The data below should be printed in full, exactly, and without any of its images.
◆ ◆ ◆ ◆
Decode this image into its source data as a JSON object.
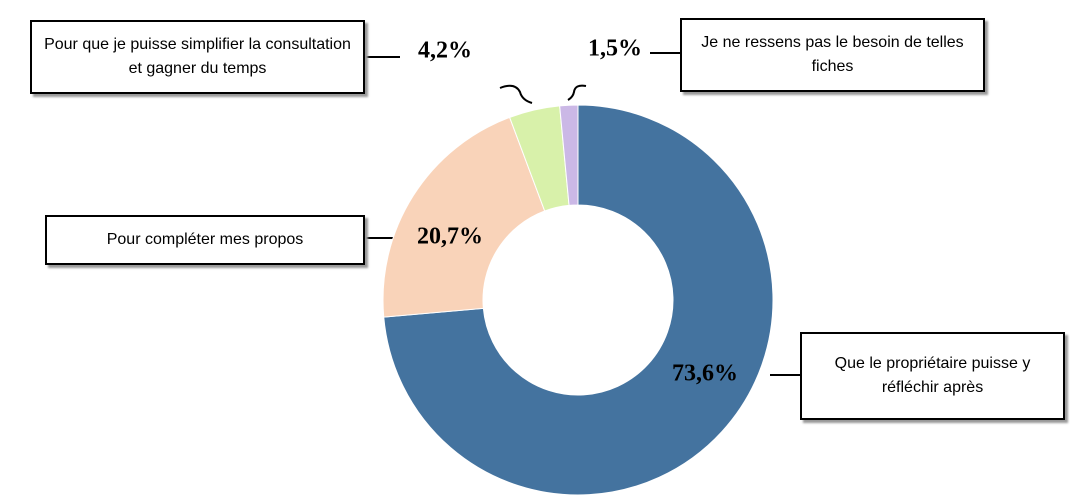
{
  "chart_data": {
    "type": "donut",
    "categories": [
      "Que le propriétaire puisse y réfléchir après",
      "Pour compléter mes propos",
      "Pour que je puisse simplifier la consultation et gagner du temps",
      "Je ne ressens pas le besoin de telles fiches"
    ],
    "values": [
      73.6,
      20.7,
      4.2,
      1.5
    ],
    "value_labels": [
      "73,6%",
      "20,7%",
      "4,2%",
      "1,5%"
    ],
    "colors": [
      "#44739f",
      "#f9d3b9",
      "#d8f1aa",
      "#cbb8e6"
    ]
  }
}
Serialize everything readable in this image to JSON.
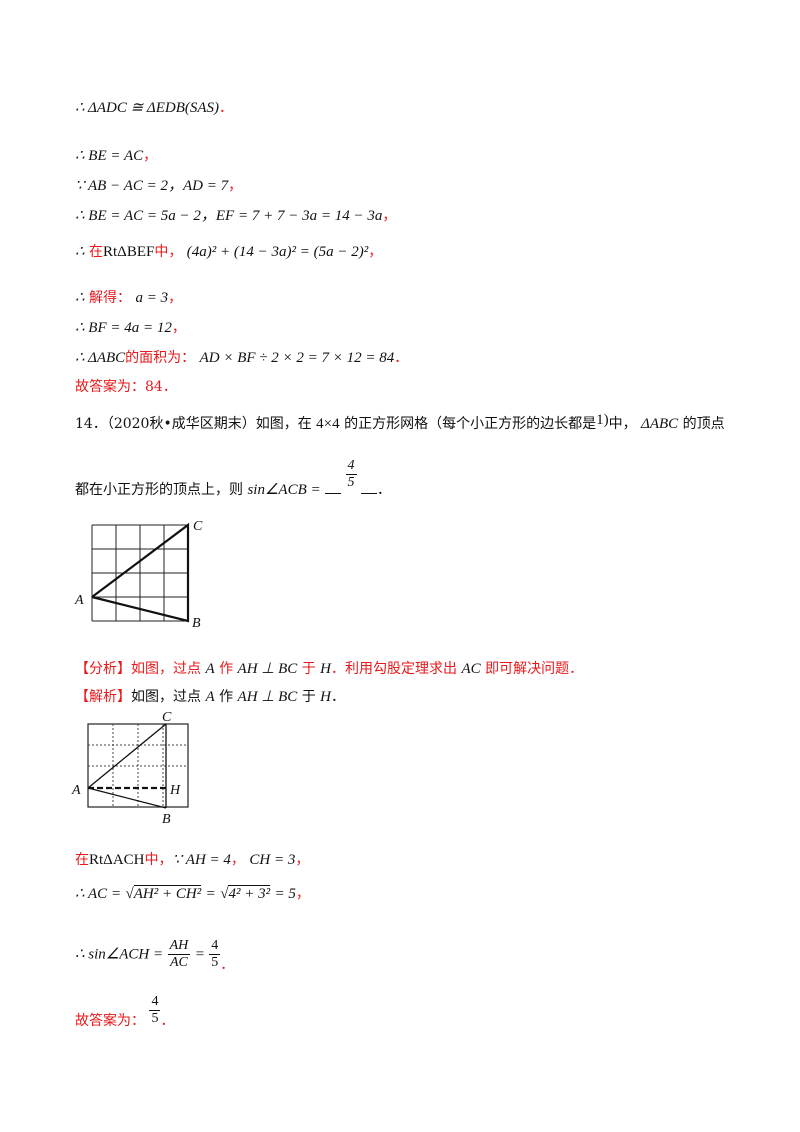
◆ ◆ ◆ ◆
● **Task response**
Decode this image into its source data as a JSON object.
{
  "chart_data": {
    "type": "donut",
    "categories": [
      "Que le propriétaire puisse y réfléchir après",
      "Pour compléter mes propos",
      "Pour que je puisse simplifier la consultation et gagner du temps",
      "Je ne ressens pas le besoin de telles fiches"
    ],
    "values": [
      73.6,
      20.7,
      4.2,
      1.5
    ],
    "value_labels": [
      "73,6%",
      "20,7%",
      "4,2%",
      "1,5%"
    ],
    "colors": [
      "#44739f",
      "#f9d3b9",
      "#d8f1aa",
      "#cbb8e6"
    ]
  }
}
Serialize everything readable in this image to JSON.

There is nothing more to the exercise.